::: Given data
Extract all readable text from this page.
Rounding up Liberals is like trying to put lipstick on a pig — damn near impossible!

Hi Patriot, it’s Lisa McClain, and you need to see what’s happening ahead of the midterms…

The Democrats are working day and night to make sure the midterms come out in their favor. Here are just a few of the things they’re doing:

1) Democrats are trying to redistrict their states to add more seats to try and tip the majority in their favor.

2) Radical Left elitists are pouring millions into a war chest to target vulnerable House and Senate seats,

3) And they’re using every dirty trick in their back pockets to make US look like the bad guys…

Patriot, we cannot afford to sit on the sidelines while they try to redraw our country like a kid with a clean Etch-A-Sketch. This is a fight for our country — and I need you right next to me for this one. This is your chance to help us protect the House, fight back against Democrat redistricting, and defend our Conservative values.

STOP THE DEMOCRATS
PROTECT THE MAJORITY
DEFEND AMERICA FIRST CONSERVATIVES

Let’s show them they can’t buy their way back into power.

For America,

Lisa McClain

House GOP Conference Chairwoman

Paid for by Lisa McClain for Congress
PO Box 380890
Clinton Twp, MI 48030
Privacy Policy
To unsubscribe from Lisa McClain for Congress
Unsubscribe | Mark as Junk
::::::
::: Given data
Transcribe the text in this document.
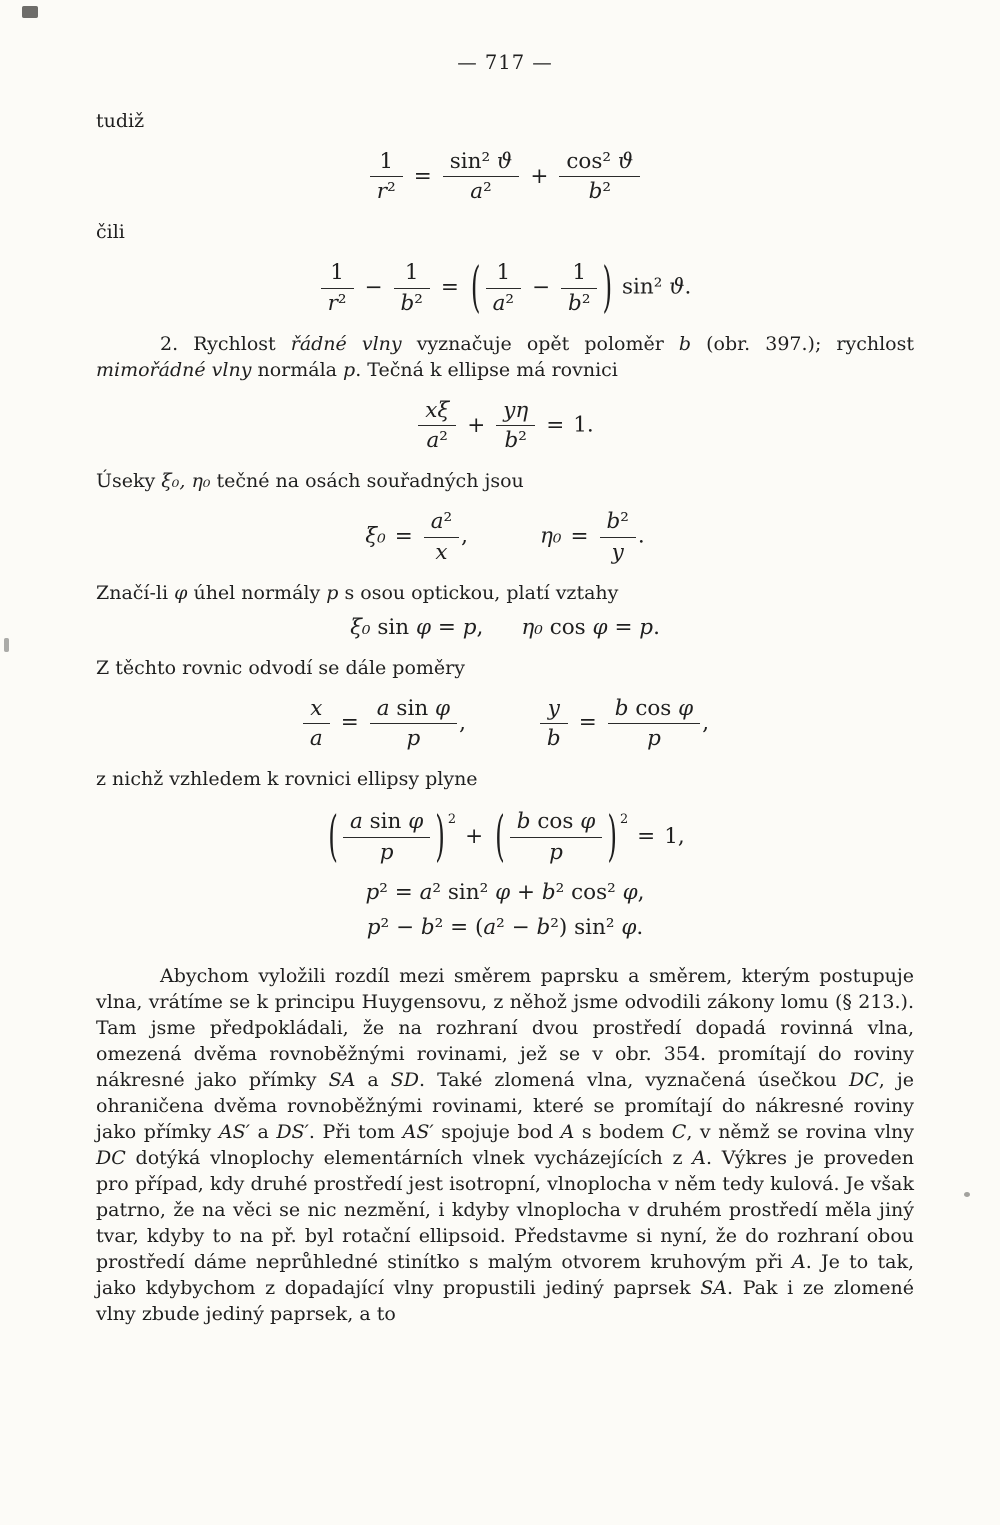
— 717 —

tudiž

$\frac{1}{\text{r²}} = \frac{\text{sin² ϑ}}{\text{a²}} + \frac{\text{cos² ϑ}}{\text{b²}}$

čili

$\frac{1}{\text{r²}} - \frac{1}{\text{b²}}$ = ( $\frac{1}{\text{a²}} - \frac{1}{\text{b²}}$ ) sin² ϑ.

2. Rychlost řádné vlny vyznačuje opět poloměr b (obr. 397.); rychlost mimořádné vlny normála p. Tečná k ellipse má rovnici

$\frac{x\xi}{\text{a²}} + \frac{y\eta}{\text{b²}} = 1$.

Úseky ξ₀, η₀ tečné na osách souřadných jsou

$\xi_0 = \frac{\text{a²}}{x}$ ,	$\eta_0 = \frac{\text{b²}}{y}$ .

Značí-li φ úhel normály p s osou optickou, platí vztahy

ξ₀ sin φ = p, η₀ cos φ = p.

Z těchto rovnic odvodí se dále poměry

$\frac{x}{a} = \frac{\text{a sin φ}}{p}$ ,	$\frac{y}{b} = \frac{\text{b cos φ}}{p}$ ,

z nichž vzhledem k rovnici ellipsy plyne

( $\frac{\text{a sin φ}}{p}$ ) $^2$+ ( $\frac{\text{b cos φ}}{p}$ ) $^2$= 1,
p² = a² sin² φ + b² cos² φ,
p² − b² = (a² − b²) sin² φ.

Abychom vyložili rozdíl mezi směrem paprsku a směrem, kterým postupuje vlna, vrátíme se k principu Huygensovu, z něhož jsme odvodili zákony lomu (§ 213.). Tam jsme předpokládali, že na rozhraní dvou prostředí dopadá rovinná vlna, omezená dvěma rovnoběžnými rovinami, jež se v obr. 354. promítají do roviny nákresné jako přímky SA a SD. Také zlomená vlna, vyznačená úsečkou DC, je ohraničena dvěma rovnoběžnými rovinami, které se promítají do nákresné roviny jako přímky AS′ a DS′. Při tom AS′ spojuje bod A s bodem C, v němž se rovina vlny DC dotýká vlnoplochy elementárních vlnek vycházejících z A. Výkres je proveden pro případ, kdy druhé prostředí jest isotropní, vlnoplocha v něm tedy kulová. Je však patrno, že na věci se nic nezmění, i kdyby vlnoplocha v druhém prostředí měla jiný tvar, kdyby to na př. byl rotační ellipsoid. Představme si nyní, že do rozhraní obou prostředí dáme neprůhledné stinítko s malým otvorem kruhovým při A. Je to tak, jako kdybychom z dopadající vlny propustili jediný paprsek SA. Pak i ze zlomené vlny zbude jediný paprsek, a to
::::::
> _What you are asked to do_: State how many lines include the string "trying", and nothing more.

> _Response to this exercise_: 2